SET EXERCISE: Reproduce all records exactly.

** start EXTRACTED DATA **

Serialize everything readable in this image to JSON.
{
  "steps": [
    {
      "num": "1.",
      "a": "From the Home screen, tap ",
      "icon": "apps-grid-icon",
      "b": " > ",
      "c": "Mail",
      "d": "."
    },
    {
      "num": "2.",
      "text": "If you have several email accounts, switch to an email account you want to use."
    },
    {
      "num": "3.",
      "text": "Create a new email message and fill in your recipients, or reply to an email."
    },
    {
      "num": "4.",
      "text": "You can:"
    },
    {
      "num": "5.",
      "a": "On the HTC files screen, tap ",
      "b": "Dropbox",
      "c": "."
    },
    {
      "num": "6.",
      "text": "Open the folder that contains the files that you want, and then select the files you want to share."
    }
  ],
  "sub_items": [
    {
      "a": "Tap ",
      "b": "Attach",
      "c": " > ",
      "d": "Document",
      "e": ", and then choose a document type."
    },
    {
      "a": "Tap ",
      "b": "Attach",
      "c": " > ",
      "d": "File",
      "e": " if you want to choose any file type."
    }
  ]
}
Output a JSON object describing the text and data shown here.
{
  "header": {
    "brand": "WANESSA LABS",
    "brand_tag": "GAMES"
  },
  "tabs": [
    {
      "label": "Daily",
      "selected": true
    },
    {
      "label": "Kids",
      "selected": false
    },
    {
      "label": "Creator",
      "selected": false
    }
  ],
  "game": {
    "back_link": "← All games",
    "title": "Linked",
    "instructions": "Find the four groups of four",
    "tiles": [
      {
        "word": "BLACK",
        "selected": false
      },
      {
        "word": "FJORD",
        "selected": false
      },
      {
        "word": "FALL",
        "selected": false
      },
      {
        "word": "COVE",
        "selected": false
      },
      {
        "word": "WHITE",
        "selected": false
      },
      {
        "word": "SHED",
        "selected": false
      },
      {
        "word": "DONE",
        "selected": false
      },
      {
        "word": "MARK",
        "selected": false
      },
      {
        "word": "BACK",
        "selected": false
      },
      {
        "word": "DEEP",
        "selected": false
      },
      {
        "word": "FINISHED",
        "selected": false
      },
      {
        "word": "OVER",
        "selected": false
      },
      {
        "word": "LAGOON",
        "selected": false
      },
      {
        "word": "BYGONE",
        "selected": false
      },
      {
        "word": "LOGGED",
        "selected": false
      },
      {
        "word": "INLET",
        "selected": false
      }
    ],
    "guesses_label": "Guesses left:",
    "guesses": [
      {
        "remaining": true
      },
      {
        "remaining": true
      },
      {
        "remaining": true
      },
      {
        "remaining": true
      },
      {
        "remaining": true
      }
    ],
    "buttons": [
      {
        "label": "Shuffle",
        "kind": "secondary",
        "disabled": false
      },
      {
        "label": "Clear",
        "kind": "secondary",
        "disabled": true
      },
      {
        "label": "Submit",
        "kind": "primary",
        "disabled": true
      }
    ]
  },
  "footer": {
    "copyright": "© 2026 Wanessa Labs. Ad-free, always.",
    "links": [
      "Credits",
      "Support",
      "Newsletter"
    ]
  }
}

** end EXTRACTED DATA **

EXERCISE RESULT:
Serialize everything readable in this image to JSON.
{
  "steps": [
    {
      "num": "1.",
      "a": "From the Home screen, tap ",
      "icon": "apps-grid-icon",
      "b": " > ",
      "c": "Mail",
      "d": "."
    },
    {
      "num": "2.",
      "text": "If you have several email accounts, switch to an email account you want to use."
    },
    {
      "num": "3.",
      "text": "Create a new email message and fill in your recipients, or reply to an email."
    },
    {
      "num": "4.",
      "text": "You can:"
    },
    {
      "num": "5.",
      "a": "On the HTC files screen, tap ",
      "b": "Dropbox",
      "c": "."
    },
    {
      "num": "6.",
      "text": "Open the folder that contains the files that you want, and then select the files you want to share."
    }
  ],
  "sub_items": [
    {
      "a": "Tap ",
      "b": "Attach",
      "c": " > ",
      "d": "Document",
      "e": ", and then choose a document type."
    },
    {
      "a": "Tap ",
      "b": "Attach",
      "c": " > ",
      "d": "File",
      "e": " if you want to choose any file type."
    }
  ]
}
Output a JSON object describing the text and data shown here.
{
  "header": {
    "brand": "WANESSA LABS",
    "brand_tag": "GAMES"
  },
  "tabs": [
    {
      "label": "Daily",
      "selected": true
    },
    {
      "label": "Kids",
      "selected": false
    },
    {
      "label": "Creator",
      "selected": false
    }
  ],
  "game": {
    "back_link": "← All games",
    "title": "Linked",
    "instructions": "Find the four groups of four",
    "tiles": [
      {
        "word": "BLACK",
        "selected": false
      },
      {
        "word": "FJORD",
        "selected": false
      },
      {
        "word": "FALL",
        "selected": false
      },
      {
        "word": "COVE",
        "selected": false
      },
      {
        "word": "WHITE",
        "selected": false
      },
      {
        "word": "SHED",
        "selected": false
      },
      {
        "word": "DONE",
        "selected": false
      },
      {
        "word": "MARK",
        "selected": false
      },
      {
        "word": "BACK",
        "selected": false
      },
      {
        "word": "DEEP",
        "selected": false
      },
      {
        "word": "FINISHED",
        "selected": false
      },
      {
        "word": "OVER",
        "selected": false
      },
      {
        "word": "LAGOON",
        "selected": false
      },
      {
        "word": "BYGONE",
        "selected": false
      },
      {
        "word": "LOGGED",
        "selected": false
      },
      {
        "word": "INLET",
        "selected": false
      }
    ],
    "guesses_label": "Guesses left:",
    "guesses": [
      {
        "remaining": true
      },
      {
        "remaining": true
      },
      {
        "remaining": true
      },
      {
        "remaining": true
      },
      {
        "remaining": true
      }
    ],
    "buttons": [
      {
        "label": "Shuffle",
        "kind": "secondary",
        "disabled": false
      },
      {
        "label": "Clear",
        "kind": "secondary",
        "disabled": true
      },
      {
        "label": "Submit",
        "kind": "primary",
        "disabled": true
      }
    ]
  },
  "footer": {
    "copyright": "© 2026 Wanessa Labs. Ad-free, always.",
    "links": [
      "Credits",
      "Support",
      "Newsletter"
    ]
  }
}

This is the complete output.